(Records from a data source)
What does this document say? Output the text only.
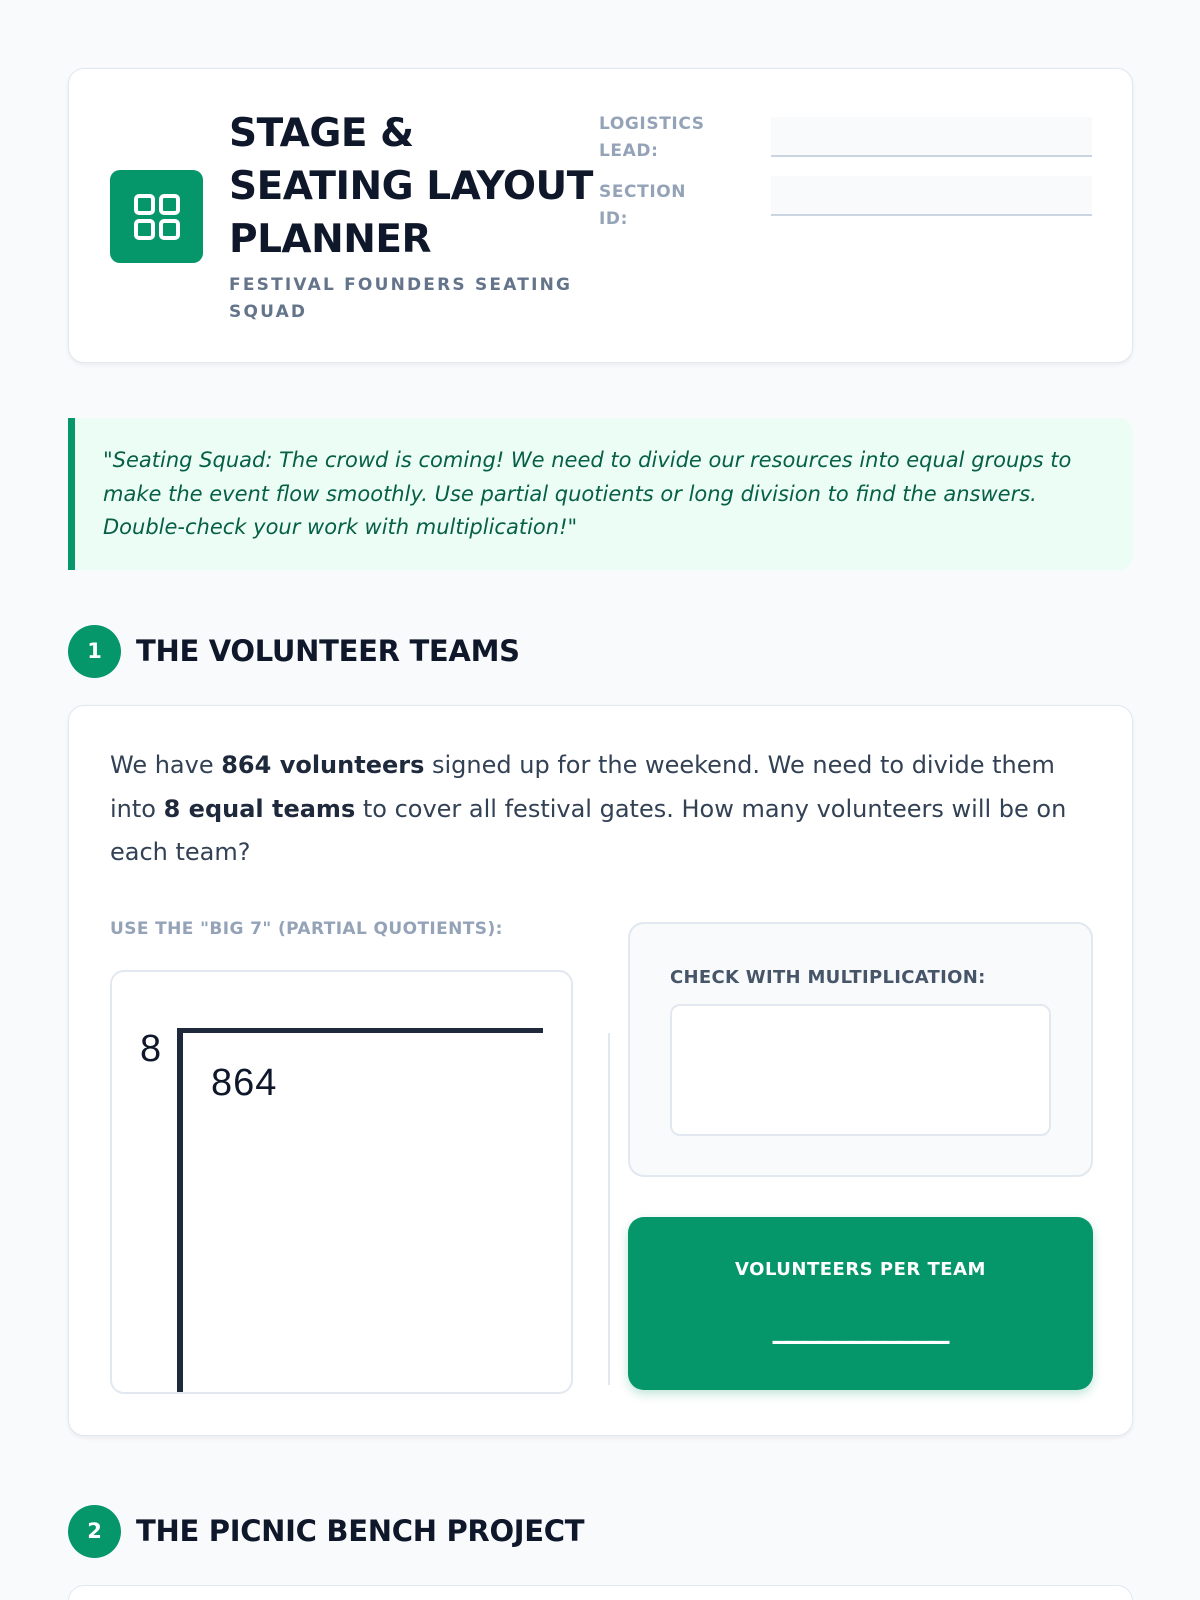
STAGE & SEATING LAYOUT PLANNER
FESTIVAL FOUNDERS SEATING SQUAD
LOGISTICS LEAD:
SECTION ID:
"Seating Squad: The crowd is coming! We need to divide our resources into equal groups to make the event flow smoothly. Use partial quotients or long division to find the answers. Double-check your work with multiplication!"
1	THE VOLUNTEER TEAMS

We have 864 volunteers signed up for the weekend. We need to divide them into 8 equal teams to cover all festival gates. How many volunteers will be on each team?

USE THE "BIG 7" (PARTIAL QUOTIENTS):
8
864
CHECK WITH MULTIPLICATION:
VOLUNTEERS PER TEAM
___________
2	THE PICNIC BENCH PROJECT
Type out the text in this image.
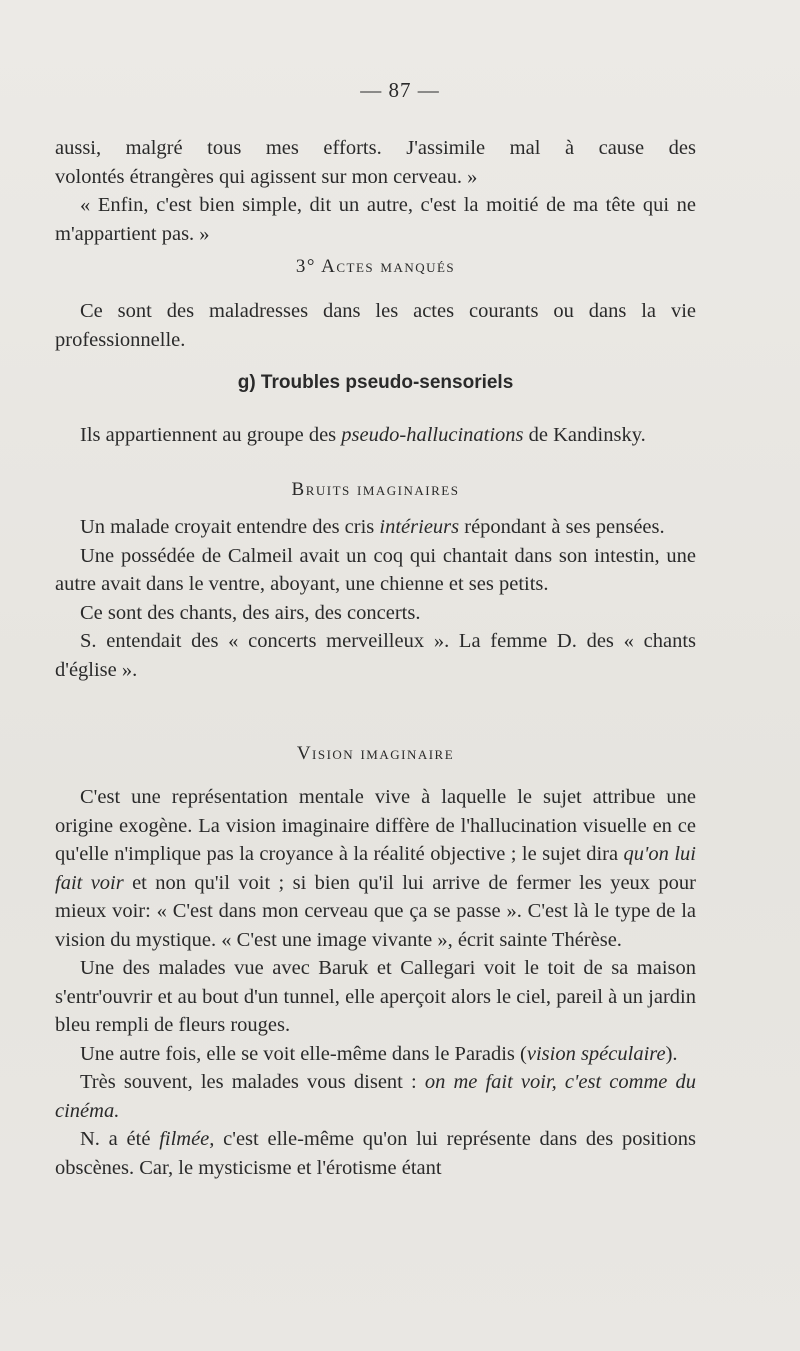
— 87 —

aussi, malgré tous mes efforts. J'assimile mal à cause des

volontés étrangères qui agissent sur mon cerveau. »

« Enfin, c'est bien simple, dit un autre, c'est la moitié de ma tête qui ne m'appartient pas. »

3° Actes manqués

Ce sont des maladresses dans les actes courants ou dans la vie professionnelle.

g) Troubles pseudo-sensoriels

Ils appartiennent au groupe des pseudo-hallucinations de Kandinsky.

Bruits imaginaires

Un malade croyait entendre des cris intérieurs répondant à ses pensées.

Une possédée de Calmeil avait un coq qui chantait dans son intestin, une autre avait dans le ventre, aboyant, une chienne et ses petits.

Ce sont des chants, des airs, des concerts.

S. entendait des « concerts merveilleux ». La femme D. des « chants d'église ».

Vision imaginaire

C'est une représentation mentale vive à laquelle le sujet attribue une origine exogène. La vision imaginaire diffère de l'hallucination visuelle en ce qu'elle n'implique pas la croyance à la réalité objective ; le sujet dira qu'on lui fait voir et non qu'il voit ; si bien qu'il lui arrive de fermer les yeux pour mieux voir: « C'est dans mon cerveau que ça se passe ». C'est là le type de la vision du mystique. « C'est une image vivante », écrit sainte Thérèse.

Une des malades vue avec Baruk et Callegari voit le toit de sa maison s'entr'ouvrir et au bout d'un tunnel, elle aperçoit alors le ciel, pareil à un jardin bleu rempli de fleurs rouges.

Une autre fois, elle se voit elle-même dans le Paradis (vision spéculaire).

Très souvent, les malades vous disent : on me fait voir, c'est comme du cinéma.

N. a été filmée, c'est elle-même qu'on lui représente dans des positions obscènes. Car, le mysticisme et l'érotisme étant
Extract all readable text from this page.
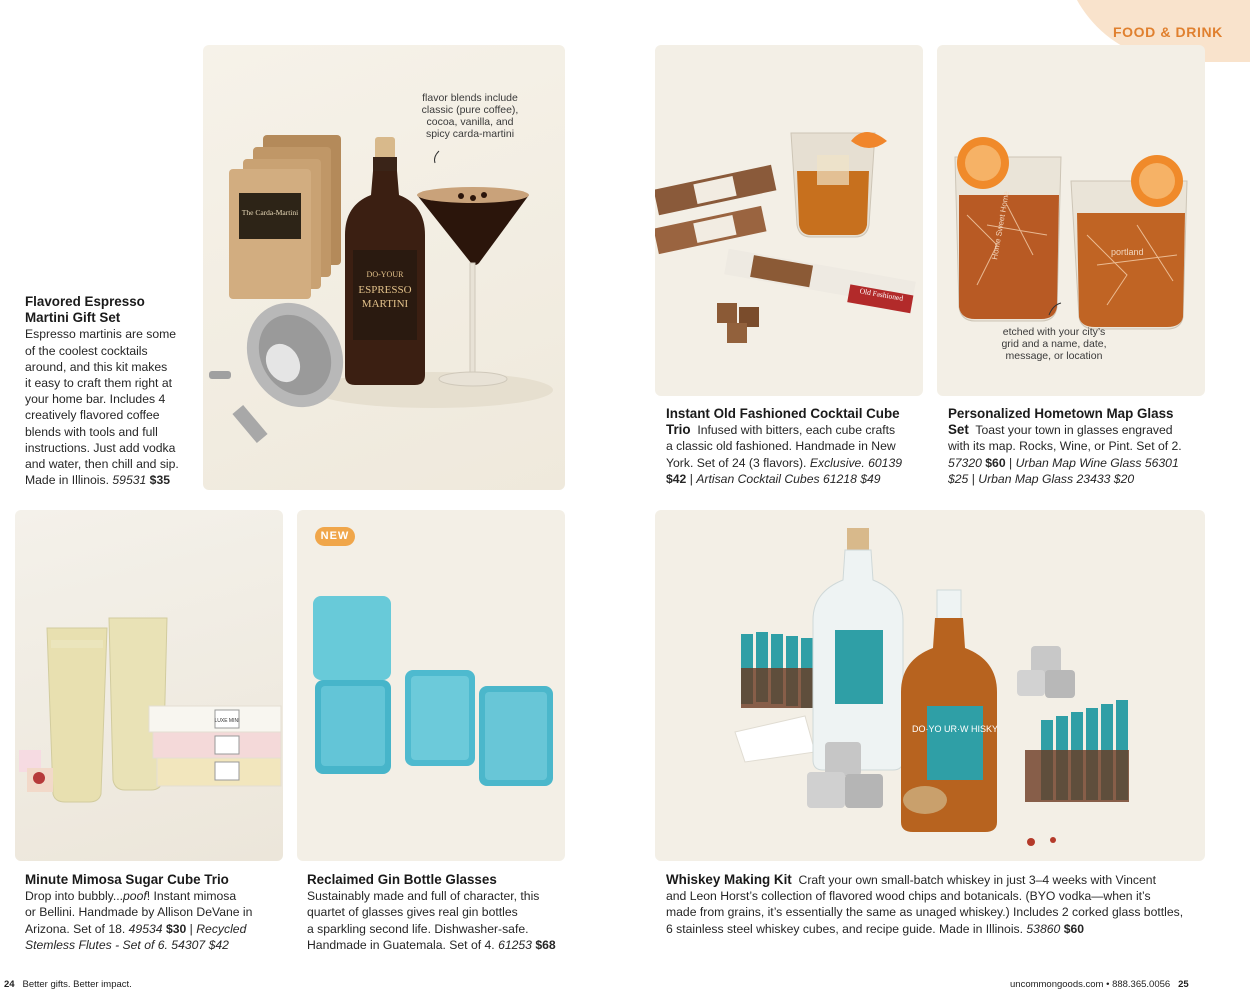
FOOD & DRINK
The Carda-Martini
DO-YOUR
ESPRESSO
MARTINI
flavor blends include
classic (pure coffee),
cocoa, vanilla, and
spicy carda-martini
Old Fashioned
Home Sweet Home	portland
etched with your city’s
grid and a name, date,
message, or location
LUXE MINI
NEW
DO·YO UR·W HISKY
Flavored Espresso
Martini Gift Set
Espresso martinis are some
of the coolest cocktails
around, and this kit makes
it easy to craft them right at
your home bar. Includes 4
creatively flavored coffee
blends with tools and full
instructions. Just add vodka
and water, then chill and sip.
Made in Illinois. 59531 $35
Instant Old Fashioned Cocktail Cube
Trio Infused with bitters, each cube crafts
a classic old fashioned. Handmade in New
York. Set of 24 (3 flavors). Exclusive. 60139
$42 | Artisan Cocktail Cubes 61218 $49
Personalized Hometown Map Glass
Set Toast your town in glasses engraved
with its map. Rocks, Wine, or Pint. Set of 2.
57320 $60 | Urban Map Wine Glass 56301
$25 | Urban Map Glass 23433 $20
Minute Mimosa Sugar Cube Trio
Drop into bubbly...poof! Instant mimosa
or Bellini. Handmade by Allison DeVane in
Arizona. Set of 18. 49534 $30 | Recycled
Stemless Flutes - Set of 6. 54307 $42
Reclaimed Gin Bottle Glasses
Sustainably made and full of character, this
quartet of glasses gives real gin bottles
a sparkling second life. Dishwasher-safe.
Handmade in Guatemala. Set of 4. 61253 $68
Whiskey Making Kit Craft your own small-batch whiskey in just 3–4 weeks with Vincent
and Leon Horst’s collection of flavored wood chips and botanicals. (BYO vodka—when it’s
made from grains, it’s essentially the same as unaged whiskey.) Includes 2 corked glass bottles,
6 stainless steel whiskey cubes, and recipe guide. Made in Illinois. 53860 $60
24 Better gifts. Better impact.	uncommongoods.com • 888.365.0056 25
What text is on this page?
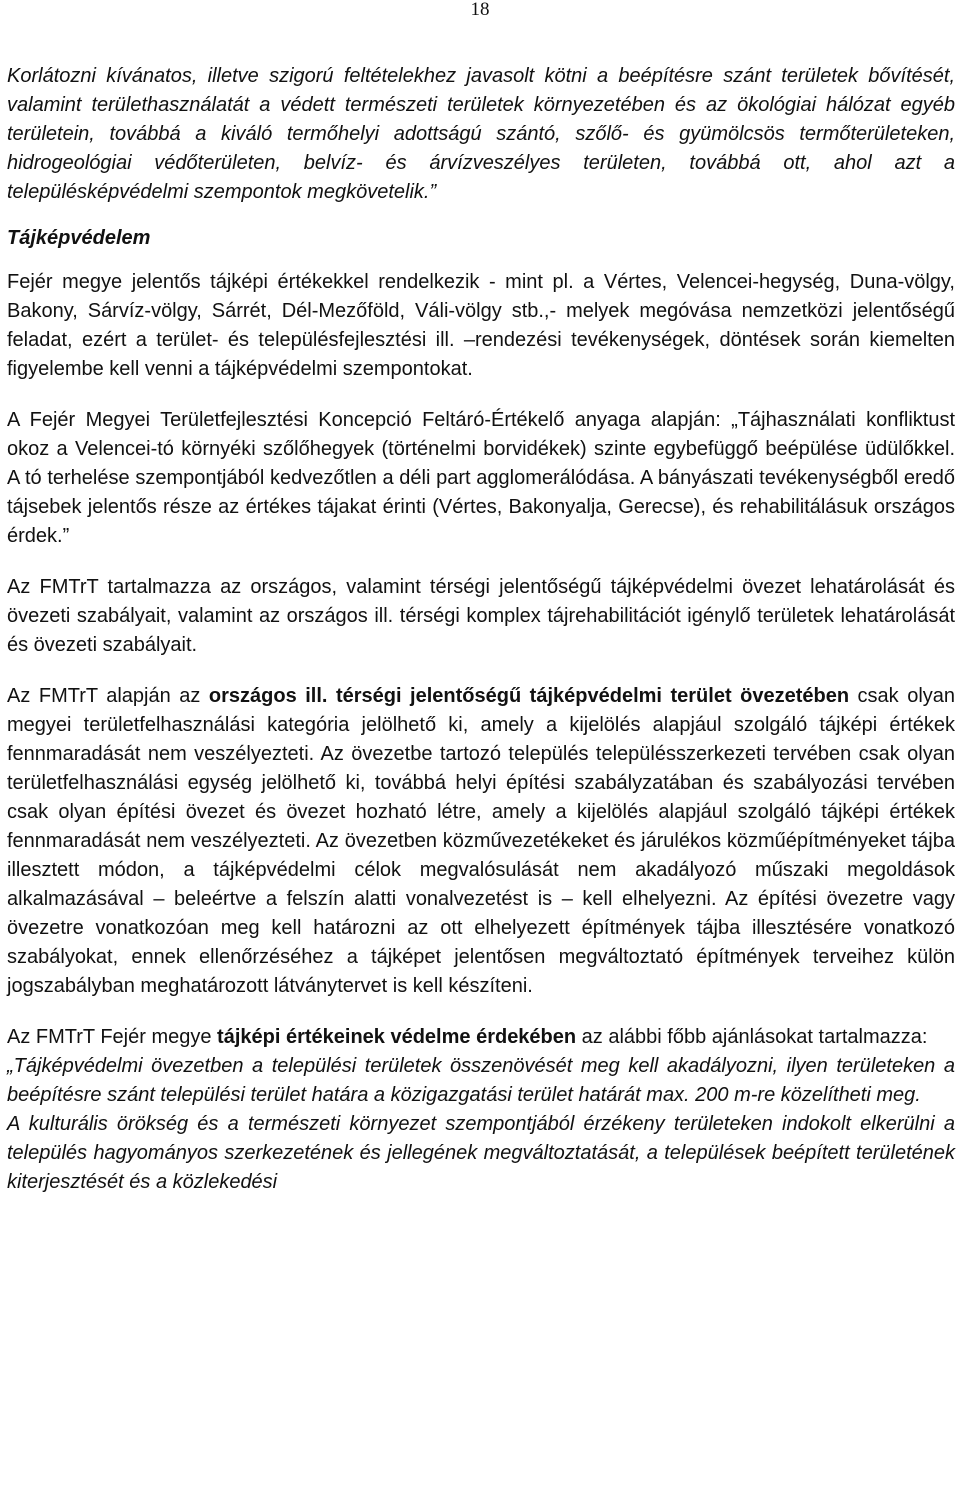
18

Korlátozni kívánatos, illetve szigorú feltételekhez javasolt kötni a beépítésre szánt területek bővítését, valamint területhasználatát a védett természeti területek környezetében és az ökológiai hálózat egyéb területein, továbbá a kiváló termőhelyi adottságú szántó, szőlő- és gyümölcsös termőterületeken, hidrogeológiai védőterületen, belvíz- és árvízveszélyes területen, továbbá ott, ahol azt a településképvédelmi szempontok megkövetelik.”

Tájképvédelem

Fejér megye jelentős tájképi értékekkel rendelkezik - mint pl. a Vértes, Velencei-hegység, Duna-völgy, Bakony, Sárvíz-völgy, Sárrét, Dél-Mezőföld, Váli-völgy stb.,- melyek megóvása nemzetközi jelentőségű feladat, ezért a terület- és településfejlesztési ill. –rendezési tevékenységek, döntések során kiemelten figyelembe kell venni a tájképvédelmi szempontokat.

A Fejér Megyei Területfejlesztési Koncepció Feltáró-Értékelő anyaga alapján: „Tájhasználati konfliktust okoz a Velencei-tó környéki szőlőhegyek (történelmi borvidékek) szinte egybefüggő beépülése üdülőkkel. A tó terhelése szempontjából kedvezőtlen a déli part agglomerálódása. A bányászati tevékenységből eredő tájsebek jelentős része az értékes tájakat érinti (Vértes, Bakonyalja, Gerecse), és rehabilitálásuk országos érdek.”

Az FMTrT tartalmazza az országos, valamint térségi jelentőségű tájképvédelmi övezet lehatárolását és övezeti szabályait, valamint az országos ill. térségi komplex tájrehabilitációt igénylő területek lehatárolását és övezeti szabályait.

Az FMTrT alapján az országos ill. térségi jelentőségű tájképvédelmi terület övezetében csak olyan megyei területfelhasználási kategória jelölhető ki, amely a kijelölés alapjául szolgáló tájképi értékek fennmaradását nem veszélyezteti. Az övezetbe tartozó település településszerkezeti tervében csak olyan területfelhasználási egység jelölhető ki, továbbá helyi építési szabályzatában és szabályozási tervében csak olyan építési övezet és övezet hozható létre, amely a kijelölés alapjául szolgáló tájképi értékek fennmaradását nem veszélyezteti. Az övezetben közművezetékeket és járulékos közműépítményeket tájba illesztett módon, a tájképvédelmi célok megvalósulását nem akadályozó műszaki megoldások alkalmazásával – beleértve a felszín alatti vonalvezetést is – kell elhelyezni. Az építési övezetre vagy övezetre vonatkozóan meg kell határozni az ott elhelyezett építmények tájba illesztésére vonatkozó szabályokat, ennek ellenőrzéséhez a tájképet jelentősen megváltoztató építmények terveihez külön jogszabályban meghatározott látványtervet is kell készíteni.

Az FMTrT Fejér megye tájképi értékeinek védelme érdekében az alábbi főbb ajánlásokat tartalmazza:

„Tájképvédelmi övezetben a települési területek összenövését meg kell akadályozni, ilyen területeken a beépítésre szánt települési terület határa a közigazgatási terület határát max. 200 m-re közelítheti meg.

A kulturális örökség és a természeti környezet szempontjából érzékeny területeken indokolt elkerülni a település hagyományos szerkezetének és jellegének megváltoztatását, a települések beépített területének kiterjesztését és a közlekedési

■ Work to complete
Count every line in the preceding entries where the string "voir" appears, then state only the total.

■ Response to this exercise
2